● OBJECTIVE
Write out the lines from the start of the records through the line containing "tab-diagnostics[interactable]: Diagnostics —" as a JSON list of strings, one string per line, with blank lines omitted.

● DATASET ROWS
···
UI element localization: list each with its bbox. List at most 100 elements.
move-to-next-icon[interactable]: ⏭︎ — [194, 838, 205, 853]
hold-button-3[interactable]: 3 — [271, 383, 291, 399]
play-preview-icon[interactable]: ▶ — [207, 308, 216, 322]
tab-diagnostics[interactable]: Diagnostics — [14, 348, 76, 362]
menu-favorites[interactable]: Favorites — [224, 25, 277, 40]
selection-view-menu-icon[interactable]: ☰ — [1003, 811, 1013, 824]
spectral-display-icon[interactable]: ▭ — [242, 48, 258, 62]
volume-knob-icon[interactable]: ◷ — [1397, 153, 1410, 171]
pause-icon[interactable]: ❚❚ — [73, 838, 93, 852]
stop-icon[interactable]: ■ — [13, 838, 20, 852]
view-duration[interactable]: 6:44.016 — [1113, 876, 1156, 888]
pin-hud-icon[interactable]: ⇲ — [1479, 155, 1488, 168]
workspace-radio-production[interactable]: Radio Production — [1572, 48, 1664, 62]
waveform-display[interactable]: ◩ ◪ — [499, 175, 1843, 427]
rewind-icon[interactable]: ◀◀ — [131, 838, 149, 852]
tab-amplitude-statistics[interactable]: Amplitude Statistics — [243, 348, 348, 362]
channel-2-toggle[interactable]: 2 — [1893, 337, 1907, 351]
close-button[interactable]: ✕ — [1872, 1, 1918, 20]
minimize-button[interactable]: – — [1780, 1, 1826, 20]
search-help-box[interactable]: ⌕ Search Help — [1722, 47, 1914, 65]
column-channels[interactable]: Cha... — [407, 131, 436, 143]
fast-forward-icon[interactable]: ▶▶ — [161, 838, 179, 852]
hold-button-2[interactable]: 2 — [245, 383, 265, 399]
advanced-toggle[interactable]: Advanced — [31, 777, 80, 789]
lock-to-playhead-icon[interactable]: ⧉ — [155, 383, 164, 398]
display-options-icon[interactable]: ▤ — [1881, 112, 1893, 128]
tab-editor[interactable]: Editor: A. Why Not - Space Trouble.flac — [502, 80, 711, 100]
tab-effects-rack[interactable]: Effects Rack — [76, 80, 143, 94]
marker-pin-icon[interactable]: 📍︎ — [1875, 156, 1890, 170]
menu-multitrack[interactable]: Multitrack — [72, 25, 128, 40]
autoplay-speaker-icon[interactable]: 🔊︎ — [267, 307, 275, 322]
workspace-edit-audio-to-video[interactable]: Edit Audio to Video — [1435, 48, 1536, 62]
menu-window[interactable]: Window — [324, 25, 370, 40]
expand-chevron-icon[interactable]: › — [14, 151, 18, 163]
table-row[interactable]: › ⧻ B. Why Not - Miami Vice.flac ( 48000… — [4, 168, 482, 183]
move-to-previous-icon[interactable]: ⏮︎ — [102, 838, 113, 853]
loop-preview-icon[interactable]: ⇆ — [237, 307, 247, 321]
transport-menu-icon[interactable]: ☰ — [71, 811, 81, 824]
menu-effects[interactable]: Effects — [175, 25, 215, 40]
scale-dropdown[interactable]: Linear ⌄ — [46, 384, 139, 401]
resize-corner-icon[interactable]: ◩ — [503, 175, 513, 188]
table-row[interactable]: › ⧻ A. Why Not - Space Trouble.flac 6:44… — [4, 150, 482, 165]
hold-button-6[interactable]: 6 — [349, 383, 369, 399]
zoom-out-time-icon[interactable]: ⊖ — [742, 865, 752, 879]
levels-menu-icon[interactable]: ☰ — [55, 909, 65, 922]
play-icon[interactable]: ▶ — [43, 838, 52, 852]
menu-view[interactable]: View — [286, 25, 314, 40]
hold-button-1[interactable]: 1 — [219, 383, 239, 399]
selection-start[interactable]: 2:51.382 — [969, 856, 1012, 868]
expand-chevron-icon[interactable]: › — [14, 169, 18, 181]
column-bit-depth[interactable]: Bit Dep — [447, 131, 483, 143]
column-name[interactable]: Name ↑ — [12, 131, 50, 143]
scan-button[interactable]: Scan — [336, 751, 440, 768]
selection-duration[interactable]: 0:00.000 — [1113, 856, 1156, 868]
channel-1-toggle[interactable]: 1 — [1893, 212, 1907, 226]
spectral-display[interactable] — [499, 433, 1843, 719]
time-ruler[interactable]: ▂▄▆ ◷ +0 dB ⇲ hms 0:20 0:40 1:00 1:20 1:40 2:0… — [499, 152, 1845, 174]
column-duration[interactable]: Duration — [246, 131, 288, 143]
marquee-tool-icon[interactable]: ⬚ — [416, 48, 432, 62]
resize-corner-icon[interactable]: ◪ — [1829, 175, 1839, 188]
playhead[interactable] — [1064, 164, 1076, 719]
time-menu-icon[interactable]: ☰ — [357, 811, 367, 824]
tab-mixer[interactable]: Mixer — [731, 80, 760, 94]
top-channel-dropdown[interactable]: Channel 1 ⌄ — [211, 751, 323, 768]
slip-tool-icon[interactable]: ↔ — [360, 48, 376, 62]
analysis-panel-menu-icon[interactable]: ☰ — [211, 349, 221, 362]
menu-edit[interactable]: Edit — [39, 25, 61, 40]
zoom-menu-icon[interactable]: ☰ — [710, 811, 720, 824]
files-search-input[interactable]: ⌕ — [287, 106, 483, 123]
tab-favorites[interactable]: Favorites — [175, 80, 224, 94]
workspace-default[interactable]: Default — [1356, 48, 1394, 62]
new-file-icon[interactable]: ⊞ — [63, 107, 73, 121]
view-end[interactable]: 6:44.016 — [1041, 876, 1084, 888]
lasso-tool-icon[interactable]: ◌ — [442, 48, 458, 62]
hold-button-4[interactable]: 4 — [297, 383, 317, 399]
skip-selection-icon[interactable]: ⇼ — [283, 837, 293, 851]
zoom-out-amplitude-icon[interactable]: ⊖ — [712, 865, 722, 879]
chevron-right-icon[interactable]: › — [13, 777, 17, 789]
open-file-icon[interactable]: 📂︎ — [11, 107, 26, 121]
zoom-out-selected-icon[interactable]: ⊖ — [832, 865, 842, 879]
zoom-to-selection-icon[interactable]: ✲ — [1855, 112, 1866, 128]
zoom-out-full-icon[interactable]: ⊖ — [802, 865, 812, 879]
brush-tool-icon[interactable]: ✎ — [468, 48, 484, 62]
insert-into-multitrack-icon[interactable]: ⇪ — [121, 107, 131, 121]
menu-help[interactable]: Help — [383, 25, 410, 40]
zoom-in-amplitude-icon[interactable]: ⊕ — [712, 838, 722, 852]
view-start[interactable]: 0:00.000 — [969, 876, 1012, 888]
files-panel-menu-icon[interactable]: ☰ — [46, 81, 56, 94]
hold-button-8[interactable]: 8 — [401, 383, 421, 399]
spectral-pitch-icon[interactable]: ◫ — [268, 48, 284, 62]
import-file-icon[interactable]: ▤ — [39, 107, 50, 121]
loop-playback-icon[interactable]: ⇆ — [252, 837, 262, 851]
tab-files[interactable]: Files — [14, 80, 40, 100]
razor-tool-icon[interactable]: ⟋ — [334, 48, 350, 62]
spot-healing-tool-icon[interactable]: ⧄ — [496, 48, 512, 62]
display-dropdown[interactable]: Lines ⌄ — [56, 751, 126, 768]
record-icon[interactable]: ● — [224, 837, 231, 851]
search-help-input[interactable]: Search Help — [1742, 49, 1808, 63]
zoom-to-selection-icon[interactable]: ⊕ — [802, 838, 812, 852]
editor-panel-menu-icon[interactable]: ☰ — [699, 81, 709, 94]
···
● EXERCISE SOLUTION
[
  "UI element localization: list each with its bbox. List at most 100 elements.",
  "move-to-next-icon[interactable]: ⏭︎ — [194, 838, 205, 853]",
  "hold-button-3[interactable]: 3 — [271, 383, 291, 399]",
  "play-preview-icon[interactable]: ▶ — [207, 308, 216, 322]",
  "tab-diagnostics[interactable]: Diagnostics — [14, 348, 76, 362]"
]